Synonym mapping for classification lookup / classifying documents


(Alex Smirnov) #1

we have a need to classify every document prior to recording it in our DB. We selected Elasticsearch SYNONYM functionality to do this work for us by building a dictionary of keywords associated to each classification.

Idea is to have high probability classification level and the example would be something like:

girl, female, woman, women, wife => women
lipstick, mascara => women, beauty
flats => women, shoes
accessory => electronics, women, men, kids

....
etc.

question is about how to make a similar type of setup for multi-word plural word handling, ie:

apple accessory => electronics, gadgets

http://localhost:9200/classifier/_analyze?analyzer=synonymclassification&text=apple accessory

above example will render correct results and suggest Electronics and Gadgets as 2 matched tokens, however doing a similar lookup for

    http://localhost:9200/classifier/_analyze?analyzer=synonymclassification&text=apple accessories

will return APPLE and ACCESSORY as 2 tokens and will "unmatch" pre-set word dictionaries.

## Data provided
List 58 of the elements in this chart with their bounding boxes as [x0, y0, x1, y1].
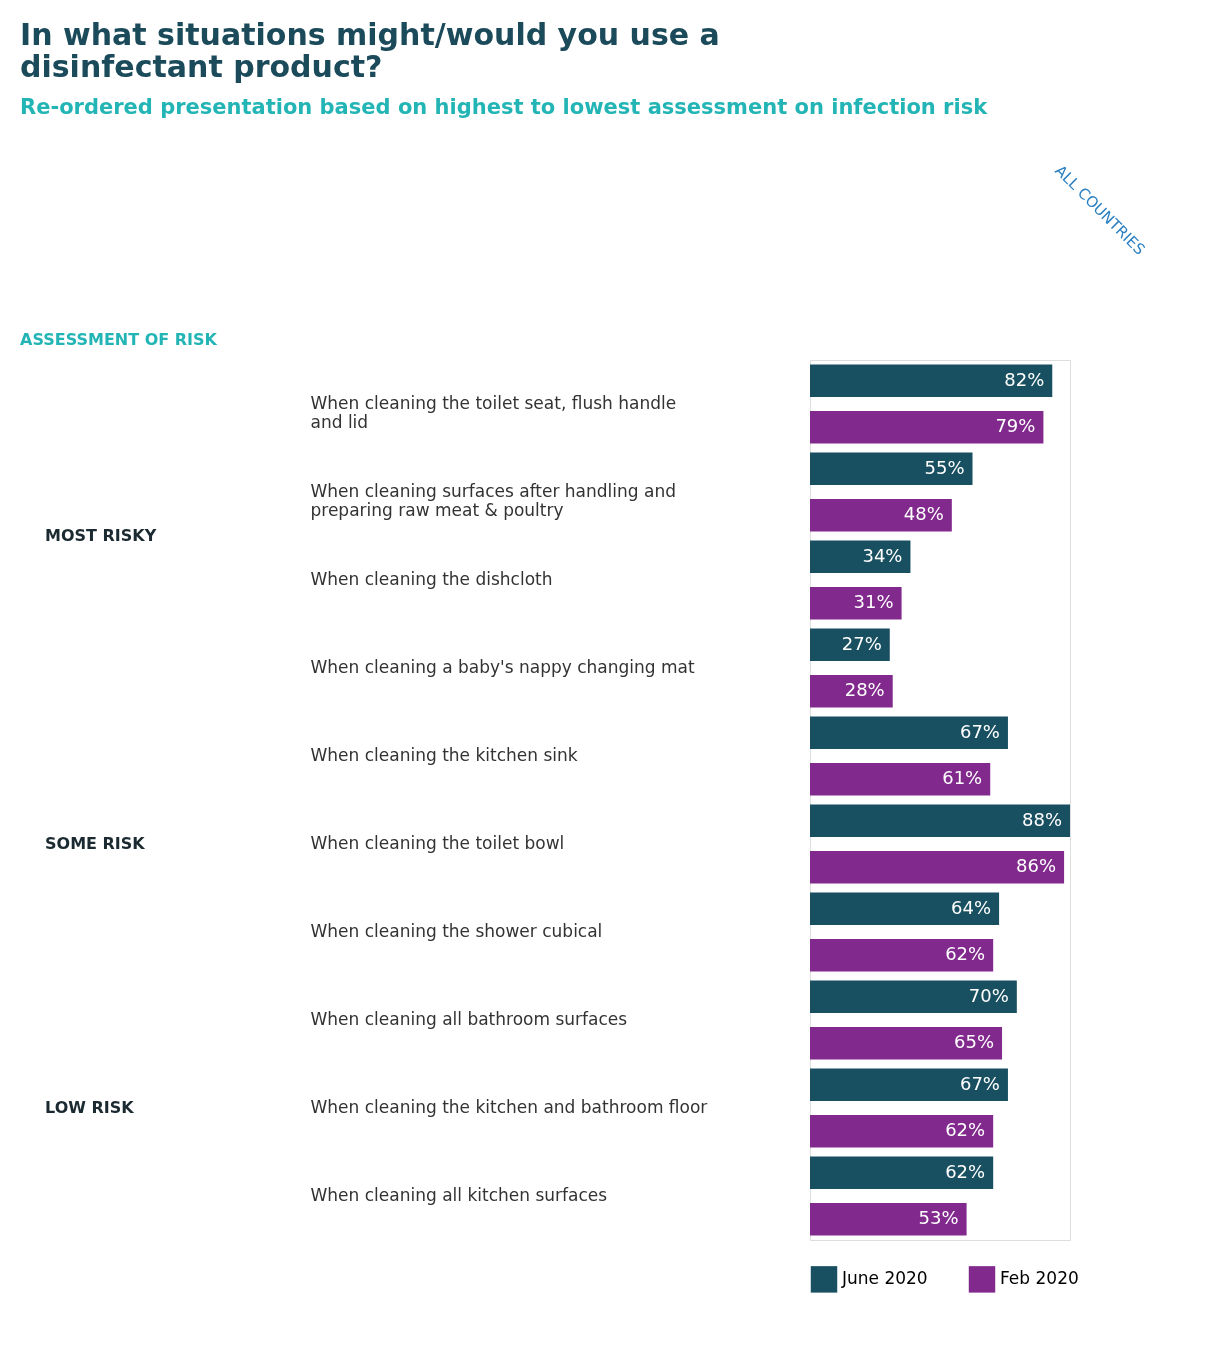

## Task to complete
Answer these about the forum post on synonym mapping:
1. Which Elasticsearch functionality was selected to classify documents?
2. Which classifications does the keyword "flats" map to?
3. Which two tokens are returned for the text "apple accessories"?

## Task solution
1. The SYNONYM functionality.
2. Women and shoes.
3. APPLE and ACCESSORY.